* [SET PROBLEM]: Reproduce the lines of the material exactly, excluding every image.

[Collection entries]
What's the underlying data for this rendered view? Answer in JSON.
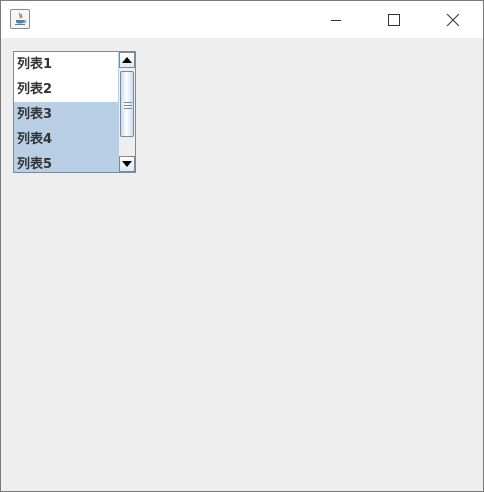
{
  "window": {
    "title": "",
    "controls": [
      "minimize",
      "maximize",
      "close"
    ]
  },
  "colors": {
    "selection": "#b8cfe5",
    "client_bg": "#eeeeee",
    "text": "#333333"
  },
  "list": {
    "items": [
      {
        "label": "列表1",
        "selected": false
      },
      {
        "label": "列表2",
        "selected": false
      },
      {
        "label": "列表3",
        "selected": true
      },
      {
        "label": "列表4",
        "selected": true
      },
      {
        "label": "列表5",
        "selected": true
      }
    ]
  }
}
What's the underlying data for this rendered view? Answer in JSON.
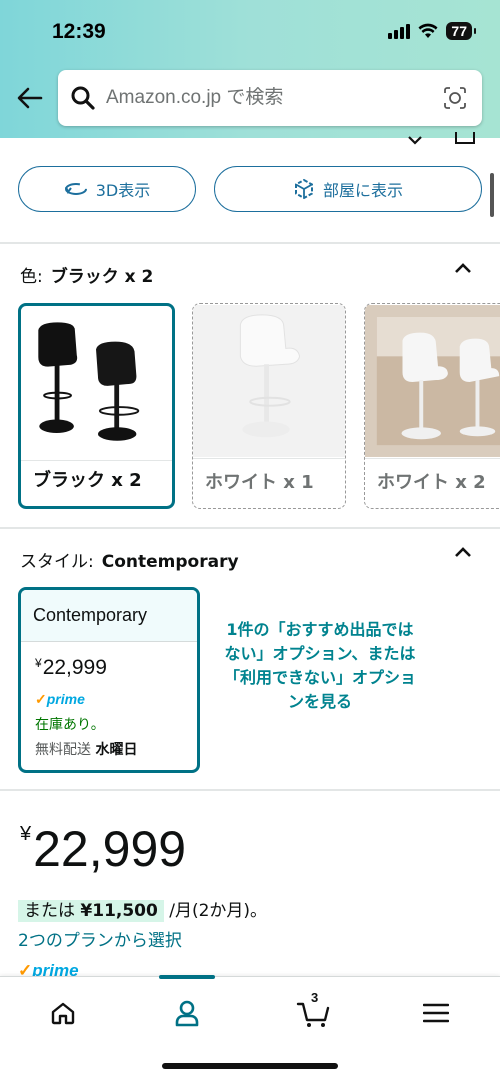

* [THE RESULT]:
What's the underlying data for this rendered view? Answer in JSON.
{
  "window": {
    "title": "",
    "controls": [
      "minimize",
      "maximize",
      "close"
    ]
  },
  "colors": {
    "selection": "#b8cfe5",
    "client_bg": "#eeeeee",
    "text": "#333333"
  },
  "list": {
    "items": [
      {
        "label": "列表1",
        "selected": false
      },
      {
        "label": "列表2",
        "selected": false
      },
      {
        "label": "列表3",
        "selected": true
      },
      {
        "label": "列表4",
        "selected": true
      },
      {
        "label": "列表5",
        "selected": true
      }
    ]
  }
}
What's the underlying data for this rendered view? Answer in JSON.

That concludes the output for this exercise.